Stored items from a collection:

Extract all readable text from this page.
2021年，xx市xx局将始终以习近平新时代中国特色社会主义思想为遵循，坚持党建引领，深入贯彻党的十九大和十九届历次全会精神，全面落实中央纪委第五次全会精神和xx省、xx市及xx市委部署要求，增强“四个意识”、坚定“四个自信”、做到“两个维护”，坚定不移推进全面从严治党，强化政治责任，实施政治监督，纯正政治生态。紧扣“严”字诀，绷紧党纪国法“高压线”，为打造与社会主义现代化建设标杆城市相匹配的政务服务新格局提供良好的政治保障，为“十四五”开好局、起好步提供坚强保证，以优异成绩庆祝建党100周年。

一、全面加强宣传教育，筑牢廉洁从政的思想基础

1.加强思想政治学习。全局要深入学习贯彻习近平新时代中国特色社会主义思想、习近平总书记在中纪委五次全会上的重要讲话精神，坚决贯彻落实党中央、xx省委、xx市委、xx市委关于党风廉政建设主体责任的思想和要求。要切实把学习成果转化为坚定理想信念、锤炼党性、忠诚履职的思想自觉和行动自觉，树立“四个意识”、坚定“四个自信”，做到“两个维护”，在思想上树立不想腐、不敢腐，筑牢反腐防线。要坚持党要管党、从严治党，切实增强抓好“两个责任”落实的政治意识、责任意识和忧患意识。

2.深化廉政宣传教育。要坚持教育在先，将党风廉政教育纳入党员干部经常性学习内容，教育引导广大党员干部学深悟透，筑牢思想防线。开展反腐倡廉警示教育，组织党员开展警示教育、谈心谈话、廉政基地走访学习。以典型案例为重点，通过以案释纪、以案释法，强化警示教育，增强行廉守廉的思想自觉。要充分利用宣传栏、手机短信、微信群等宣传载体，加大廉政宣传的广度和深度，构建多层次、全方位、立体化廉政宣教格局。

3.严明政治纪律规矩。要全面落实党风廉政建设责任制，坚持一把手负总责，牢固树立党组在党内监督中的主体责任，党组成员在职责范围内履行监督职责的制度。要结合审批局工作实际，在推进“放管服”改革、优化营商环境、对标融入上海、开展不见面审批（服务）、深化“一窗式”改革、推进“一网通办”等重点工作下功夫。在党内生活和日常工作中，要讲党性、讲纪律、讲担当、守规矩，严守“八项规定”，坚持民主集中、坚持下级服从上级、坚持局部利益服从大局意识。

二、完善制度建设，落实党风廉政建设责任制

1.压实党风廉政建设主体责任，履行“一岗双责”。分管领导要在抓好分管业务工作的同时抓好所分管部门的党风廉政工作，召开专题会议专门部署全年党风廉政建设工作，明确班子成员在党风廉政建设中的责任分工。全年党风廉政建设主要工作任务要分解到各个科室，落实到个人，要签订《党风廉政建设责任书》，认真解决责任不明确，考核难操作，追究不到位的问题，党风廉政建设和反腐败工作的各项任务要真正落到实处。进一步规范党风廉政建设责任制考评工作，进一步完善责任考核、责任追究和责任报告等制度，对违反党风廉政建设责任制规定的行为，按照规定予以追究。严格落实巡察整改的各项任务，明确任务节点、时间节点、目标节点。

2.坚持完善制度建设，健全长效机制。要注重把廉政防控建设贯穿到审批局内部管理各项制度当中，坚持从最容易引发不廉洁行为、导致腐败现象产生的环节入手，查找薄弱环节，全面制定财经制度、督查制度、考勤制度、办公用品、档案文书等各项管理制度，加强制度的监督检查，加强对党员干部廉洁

> _DO THIS_
Every record should be given again exactly.

> _WORKED SOLUTION_
Extract all readable text from this page.
2021年，xx市xx局将始终以习近平新时代中国特色社会主义思想为遵循，坚持党建引领，深入贯彻党的十九大和十九届历次全会精神，全面落实中央纪委第五次全会精神和xx省、xx市及xx市委部署要求，增强“四个意识”、坚定“四个自信”、做到“两个维护”，坚定不移推进全面从严治党，强化政治责任，实施政治监督，纯正政治生态。紧扣“严”字诀，绷紧党纪国法“高压线”，为打造与社会主义现代化建设标杆城市相匹配的政务服务新格局提供良好的政治保障，为“十四五”开好局、起好步提供坚强保证，以优异成绩庆祝建党100周年。

一、全面加强宣传教育，筑牢廉洁从政的思想基础

1.加强思想政治学习。全局要深入学习贯彻习近平新时代中国特色社会主义思想、习近平总书记在中纪委五次全会上的重要讲话精神，坚决贯彻落实党中央、xx省委、xx市委、xx市委关于党风廉政建设主体责任的思想和要求。要切实把学习成果转化为坚定理想信念、锤炼党性、忠诚履职的思想自觉和行动自觉，树立“四个意识”、坚定“四个自信”，做到“两个维护”，在思想上树立不想腐、不敢腐，筑牢反腐防线。要坚持党要管党、从严治党，切实增强抓好“两个责任”落实的政治意识、责任意识和忧患意识。

2.深化廉政宣传教育。要坚持教育在先，将党风廉政教育纳入党员干部经常性学习内容，教育引导广大党员干部学深悟透，筑牢思想防线。开展反腐倡廉警示教育，组织党员开展警示教育、谈心谈话、廉政基地走访学习。以典型案例为重点，通过以案释纪、以案释法，强化警示教育，增强行廉守廉的思想自觉。要充分利用宣传栏、手机短信、微信群等宣传载体，加大廉政宣传的广度和深度，构建多层次、全方位、立体化廉政宣教格局。

3.严明政治纪律规矩。要全面落实党风廉政建设责任制，坚持一把手负总责，牢固树立党组在党内监督中的主体责任，党组成员在职责范围内履行监督职责的制度。要结合审批局工作实际，在推进“放管服”改革、优化营商环境、对标融入上海、开展不见面审批（服务）、深化“一窗式”改革、推进“一网通办”等重点工作下功夫。在党内生活和日常工作中，要讲党性、讲纪律、讲担当、守规矩，严守“八项规定”，坚持民主集中、坚持下级服从上级、坚持局部利益服从大局意识。

二、完善制度建设，落实党风廉政建设责任制

1.压实党风廉政建设主体责任，履行“一岗双责”。分管领导要在抓好分管业务工作的同时抓好所分管部门的党风廉政工作，召开专题会议专门部署全年党风廉政建设工作，明确班子成员在党风廉政建设中的责任分工。全年党风廉政建设主要工作任务要分解到各个科室，落实到个人，要签订《党风廉政建设责任书》，认真解决责任不明确，考核难操作，追究不到位的问题，党风廉政建设和反腐败工作的各项任务要真正落到实处。进一步规范党风廉政建设责任制考评工作，进一步完善责任考核、责任追究和责任报告等制度，对违反党风廉政建设责任制规定的行为，按照规定予以追究。严格落实巡察整改的各项任务，明确任务节点、时间节点、目标节点。

2.坚持完善制度建设，健全长效机制。要注重把廉政防控建设贯穿到审批局内部管理各项制度当中，坚持从最容易引发不廉洁行为、导致腐败现象产生的环节入手，查找薄弱环节，全面制定财经制度、督查制度、考勤制度、办公用品、档案文书等各项管理制度，加强制度的监督检查，加强对党员干部廉洁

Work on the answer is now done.